§ Written task: In the listing below, locate the lines bearing the word "online". Copy every one of them.

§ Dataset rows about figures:

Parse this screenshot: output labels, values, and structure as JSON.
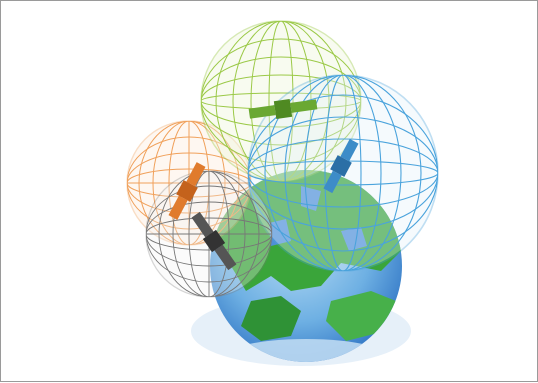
{
  "image": {
    "subject": "",
    "colors": {
      "frame_border": "#9a9a9a",
      "background": "#ffffff",
      "ocean": "#3f86d6",
      "land": "#3aa53a",
      "sphere_green": "#9bc947",
      "sphere_blue": "#4aa3dc",
      "sphere_orange": "#f0a05a",
      "sphere_gray": "#777777",
      "satellite_green": "#6aa832",
      "satellite_blue": "#3d8cc8",
      "satellite_orange": "#e07b2d",
      "satellite_gray": "#555555"
    },
    "icons": [
      "globe-icon",
      "satellite-icon",
      "wireframe-sphere-icon"
    ]
  }
}
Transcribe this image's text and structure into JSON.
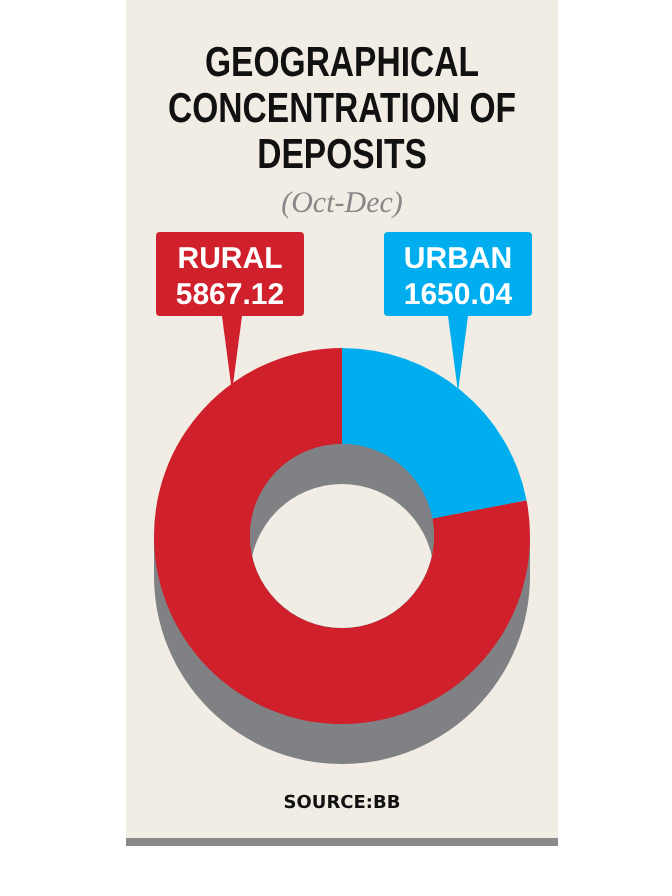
{
  "chart_data": {
    "type": "donut",
    "title": "GEOGRAPHICAL CONCENTRATION OF DEPOSITS",
    "subtitle": "(Oct-Dec)",
    "categories": [
      "RURAL",
      "URBAN"
    ],
    "values": [
      5867.12,
      1650.04
    ],
    "colors": [
      "#d0202b",
      "#00aeef"
    ],
    "data_labels": true,
    "annotations": [
      "SOURCE:BB"
    ]
  }
}
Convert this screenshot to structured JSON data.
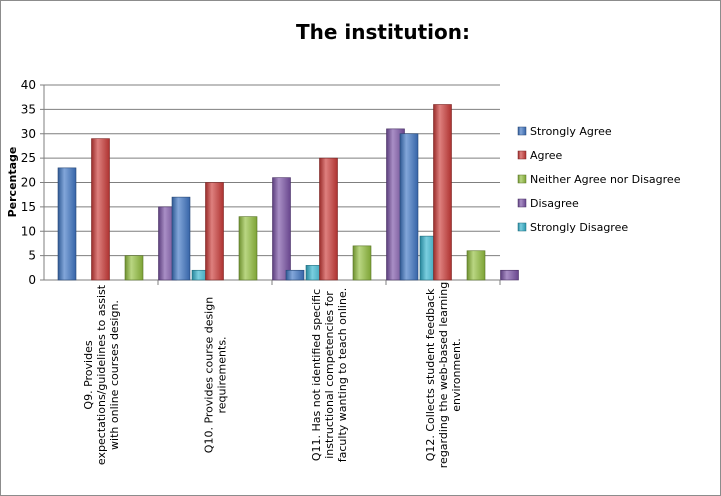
{
  "chart_data": {
    "type": "bar",
    "title": "The institution:",
    "xlabel": "",
    "ylabel": "Percentage",
    "ylim": [
      0,
      40
    ],
    "yticks": [
      0,
      5,
      10,
      15,
      20,
      25,
      30,
      35,
      40
    ],
    "grid": true,
    "legend_position": "right",
    "categories": [
      [
        "Q9. Provides",
        "expectations/guidelines to assist",
        "with online courses design."
      ],
      [
        "Q10. Provides course design",
        "requirements."
      ],
      [
        "Q11. Has not identified specific",
        "instructional competencies for",
        "faculty wanting to teach online."
      ],
      [
        "Q12. Collects student feedback",
        "regarding the web-based learning",
        "environment."
      ]
    ],
    "series": [
      {
        "name": "Strongly Agree",
        "color": "#3f76c5",
        "values": [
          23,
          17,
          2,
          30
        ]
      },
      {
        "name": "Agree",
        "color": "#cc3b38",
        "values": [
          29,
          20,
          25,
          36
        ]
      },
      {
        "name": "Neither Agree nor Disagree",
        "color": "#93c03e",
        "values": [
          5,
          13,
          7,
          6
        ]
      },
      {
        "name": "Disagree",
        "color": "#7a52a6",
        "values": [
          15,
          21,
          31,
          2
        ]
      },
      {
        "name": "Strongly Disagree",
        "color": "#33b3ce",
        "values": [
          2,
          3,
          9,
          0
        ]
      }
    ]
  }
}
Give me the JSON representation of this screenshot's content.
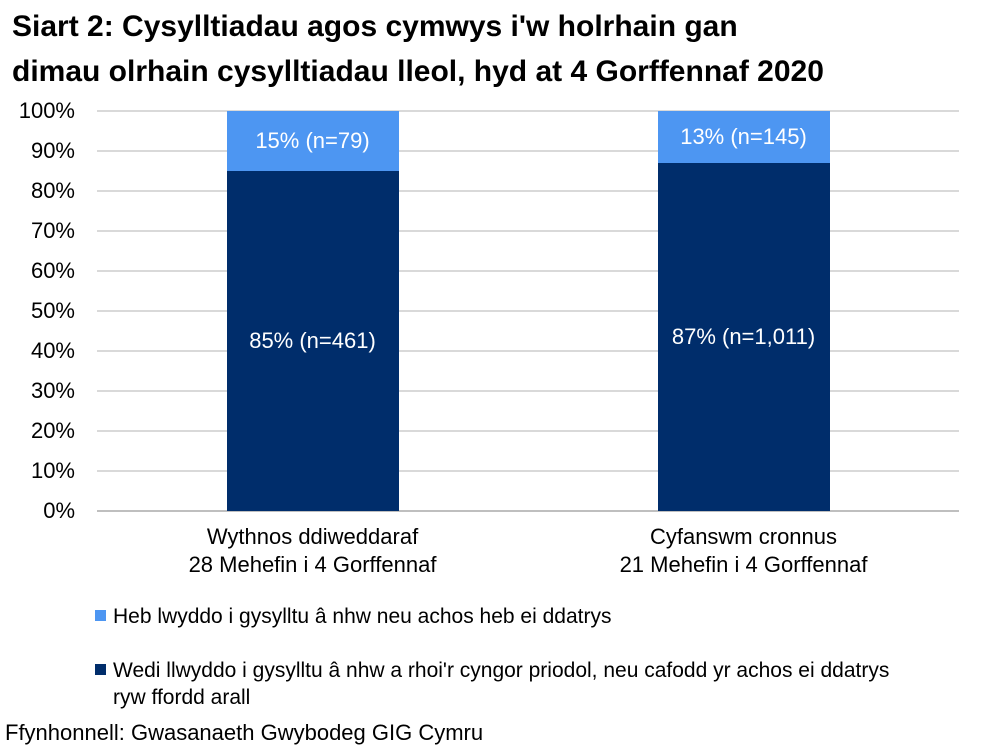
{
  "title_line1": "Siart 2: Cysylltiadau agos cymwys i'w holrhain gan",
  "title_line2": "dimau olrhain cysylltiadau lleol, hyd at 4 Gorffennaf 2020",
  "source": "Ffynhonnell: Gwasanaeth Gwybodeg GIG Cymru",
  "chart_data": {
    "type": "bar",
    "stacked": true,
    "title": "Siart 2: Cysylltiadau agos cymwys i'w holrhain gan dimau olrhain cysylltiadau lleol, hyd at 4 Gorffennaf 2020",
    "categories": [
      {
        "line1": "Wythnos ddiweddaraf",
        "line2": "28 Mehefin i 4 Gorffennaf"
      },
      {
        "line1": "Cyfanswm cronnus",
        "line2": "21 Mehefin i 4 Gorffennaf"
      }
    ],
    "series": [
      {
        "name": "Wedi llwyddo i gysylltu â nhw a rhoi'r cyngor priodol, neu cafodd yr achos ei ddatrys ryw ffordd arall",
        "color": "#002D6B",
        "values": [
          85,
          87
        ],
        "n": [
          461,
          1011
        ],
        "labels": [
          "85% (n=461)",
          "87% (n=1,011)"
        ]
      },
      {
        "name": "Heb lwyddo i gysylltu â nhw neu achos heb ei ddatrys",
        "color": "#4D96F2",
        "values": [
          15,
          13
        ],
        "n": [
          79,
          145
        ],
        "labels": [
          "15% (n=79)",
          "13% (n=145)"
        ]
      }
    ],
    "ylabel": "",
    "xlabel": "",
    "ylim": [
      0,
      100
    ],
    "ytick_step": 10,
    "ytick_labels": [
      "0%",
      "10%",
      "20%",
      "30%",
      "40%",
      "50%",
      "60%",
      "70%",
      "80%",
      "90%",
      "100%"
    ],
    "grid": true,
    "legend_position": "bottom-left",
    "legend_items": [
      {
        "label": "Heb lwyddo i gysylltu â nhw neu achos heb ei ddatrys",
        "color": "#4D96F2"
      },
      {
        "label": "Wedi llwyddo i gysylltu â nhw a rhoi'r cyngor priodol, neu cafodd yr achos ei ddatrys ryw ffordd arall",
        "color": "#002D6B"
      }
    ]
  }
}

§ Result of this exercise:
        "with online courses design."
        "faculty wanting to teach online."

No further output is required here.